▸ **WHAT YOU WILL DO**:
Word for word, print each line of the listing below; pictures stay out.

▸ **INFORMATION SUPPLIED**:
((

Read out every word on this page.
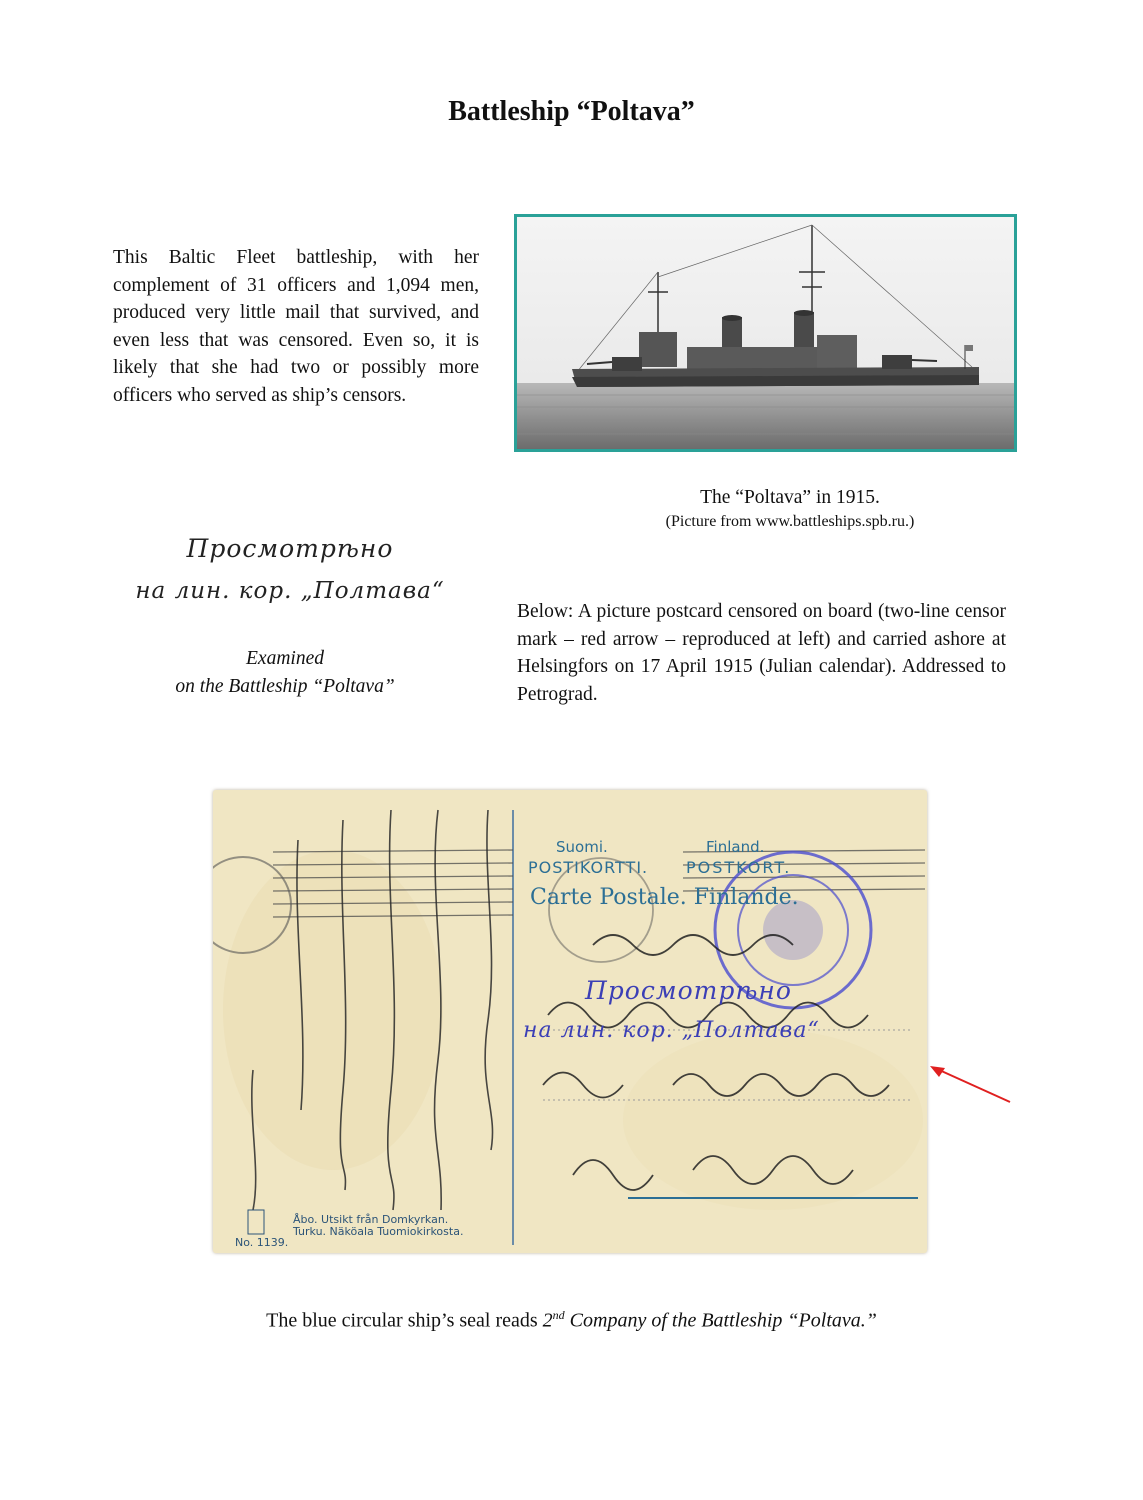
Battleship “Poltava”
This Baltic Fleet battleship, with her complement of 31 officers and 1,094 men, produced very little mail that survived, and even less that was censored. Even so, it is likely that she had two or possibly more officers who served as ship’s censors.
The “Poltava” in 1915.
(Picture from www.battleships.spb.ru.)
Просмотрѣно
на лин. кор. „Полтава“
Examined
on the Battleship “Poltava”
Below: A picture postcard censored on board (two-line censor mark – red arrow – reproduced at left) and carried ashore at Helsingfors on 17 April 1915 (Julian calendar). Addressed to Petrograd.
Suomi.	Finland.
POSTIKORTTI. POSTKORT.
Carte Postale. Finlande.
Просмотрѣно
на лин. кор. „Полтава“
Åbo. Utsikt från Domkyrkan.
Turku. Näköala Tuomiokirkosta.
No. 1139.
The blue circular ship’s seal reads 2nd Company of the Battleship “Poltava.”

))

▸ **SOLUTION TO THIS TASK**:
Read out every word on this page.
Battleship “Poltava”
This Baltic Fleet battleship, with her complement of 31 officers and 1,094 men, produced very little mail that survived, and even less that was censored. Even so, it is likely that she had two or possibly more officers who served as ship’s censors.
The “Poltava” in 1915.
(Picture from www.battleships.spb.ru.)
Просмотрѣно
на лин. кор. „Полтава“
Examined
on the Battleship “Poltava”
Below: A picture postcard censored on board (two-line censor mark – red arrow – reproduced at left) and carried ashore at Helsingfors on 17 April 1915 (Julian calendar). Addressed to Petrograd.
Suomi.	Finland.
POSTIKORTTI. POSTKORT.
Carte Postale. Finlande.
Просмотрѣно
на лин. кор. „Полтава“
Åbo. Utsikt från Domkyrkan.
Turku. Näköala Tuomiokirkosta.
No. 1139.
The blue circular ship’s seal reads 2nd Company of the Battleship “Poltava.”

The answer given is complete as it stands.